(A run of records)
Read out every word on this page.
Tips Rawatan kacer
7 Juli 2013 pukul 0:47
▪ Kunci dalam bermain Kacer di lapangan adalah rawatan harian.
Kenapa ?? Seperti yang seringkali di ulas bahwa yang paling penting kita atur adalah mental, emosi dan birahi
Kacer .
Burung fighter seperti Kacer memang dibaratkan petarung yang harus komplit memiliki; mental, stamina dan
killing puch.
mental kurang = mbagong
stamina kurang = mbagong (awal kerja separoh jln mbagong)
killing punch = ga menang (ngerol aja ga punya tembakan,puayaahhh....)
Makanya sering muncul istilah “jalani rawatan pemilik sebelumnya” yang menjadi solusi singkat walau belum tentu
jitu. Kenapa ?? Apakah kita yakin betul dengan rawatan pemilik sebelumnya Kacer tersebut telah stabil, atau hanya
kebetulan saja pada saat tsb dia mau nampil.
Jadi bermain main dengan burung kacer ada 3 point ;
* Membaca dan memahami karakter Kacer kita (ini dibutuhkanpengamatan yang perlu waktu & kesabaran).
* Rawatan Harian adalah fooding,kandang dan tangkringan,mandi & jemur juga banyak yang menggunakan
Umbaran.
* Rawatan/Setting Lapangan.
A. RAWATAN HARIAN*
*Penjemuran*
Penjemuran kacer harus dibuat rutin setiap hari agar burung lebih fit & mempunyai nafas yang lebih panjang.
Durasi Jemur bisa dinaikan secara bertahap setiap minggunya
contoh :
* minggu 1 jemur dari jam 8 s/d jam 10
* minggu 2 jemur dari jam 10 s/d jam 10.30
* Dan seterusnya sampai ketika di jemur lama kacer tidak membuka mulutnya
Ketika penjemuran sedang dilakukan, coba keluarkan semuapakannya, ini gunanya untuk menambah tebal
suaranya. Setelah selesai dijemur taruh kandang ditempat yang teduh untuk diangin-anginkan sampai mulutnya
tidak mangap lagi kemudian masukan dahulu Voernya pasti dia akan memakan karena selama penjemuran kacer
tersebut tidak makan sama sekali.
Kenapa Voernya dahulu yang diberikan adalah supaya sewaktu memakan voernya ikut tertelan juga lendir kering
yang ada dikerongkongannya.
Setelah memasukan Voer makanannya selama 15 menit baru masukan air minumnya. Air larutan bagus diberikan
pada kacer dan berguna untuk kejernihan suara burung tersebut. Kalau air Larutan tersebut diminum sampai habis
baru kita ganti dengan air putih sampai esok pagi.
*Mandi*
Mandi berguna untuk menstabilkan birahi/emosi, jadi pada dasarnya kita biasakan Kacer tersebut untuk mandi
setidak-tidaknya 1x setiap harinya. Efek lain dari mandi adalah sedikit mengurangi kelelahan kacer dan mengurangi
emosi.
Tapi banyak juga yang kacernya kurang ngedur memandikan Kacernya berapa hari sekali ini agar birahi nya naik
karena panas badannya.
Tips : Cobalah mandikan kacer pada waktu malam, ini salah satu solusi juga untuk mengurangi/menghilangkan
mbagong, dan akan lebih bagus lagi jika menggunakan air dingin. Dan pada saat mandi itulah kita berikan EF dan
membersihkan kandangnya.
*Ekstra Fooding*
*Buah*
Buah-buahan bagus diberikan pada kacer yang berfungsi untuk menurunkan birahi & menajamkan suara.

--

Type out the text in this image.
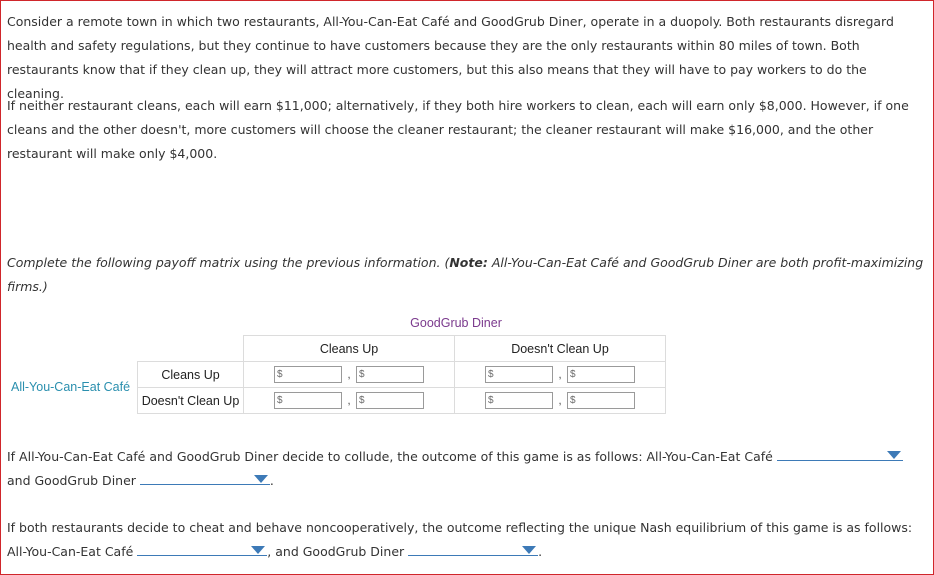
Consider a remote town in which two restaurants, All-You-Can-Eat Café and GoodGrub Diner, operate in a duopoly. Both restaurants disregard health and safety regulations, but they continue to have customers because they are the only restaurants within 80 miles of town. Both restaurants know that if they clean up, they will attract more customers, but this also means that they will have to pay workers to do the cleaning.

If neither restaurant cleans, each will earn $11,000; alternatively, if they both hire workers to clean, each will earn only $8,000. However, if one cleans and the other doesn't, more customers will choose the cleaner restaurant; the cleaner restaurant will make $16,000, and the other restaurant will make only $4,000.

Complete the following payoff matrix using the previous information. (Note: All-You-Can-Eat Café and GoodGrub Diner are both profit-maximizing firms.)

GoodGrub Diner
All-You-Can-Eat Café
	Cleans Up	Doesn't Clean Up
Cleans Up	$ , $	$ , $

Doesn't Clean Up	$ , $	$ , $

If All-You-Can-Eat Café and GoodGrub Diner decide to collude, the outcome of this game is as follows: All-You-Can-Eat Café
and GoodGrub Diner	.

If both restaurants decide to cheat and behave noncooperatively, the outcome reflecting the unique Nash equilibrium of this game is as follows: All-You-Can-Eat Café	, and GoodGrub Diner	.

## Task to complete:
Reply with only the number of lines in the entries that contain the word "selama".

## Answer to the task:
2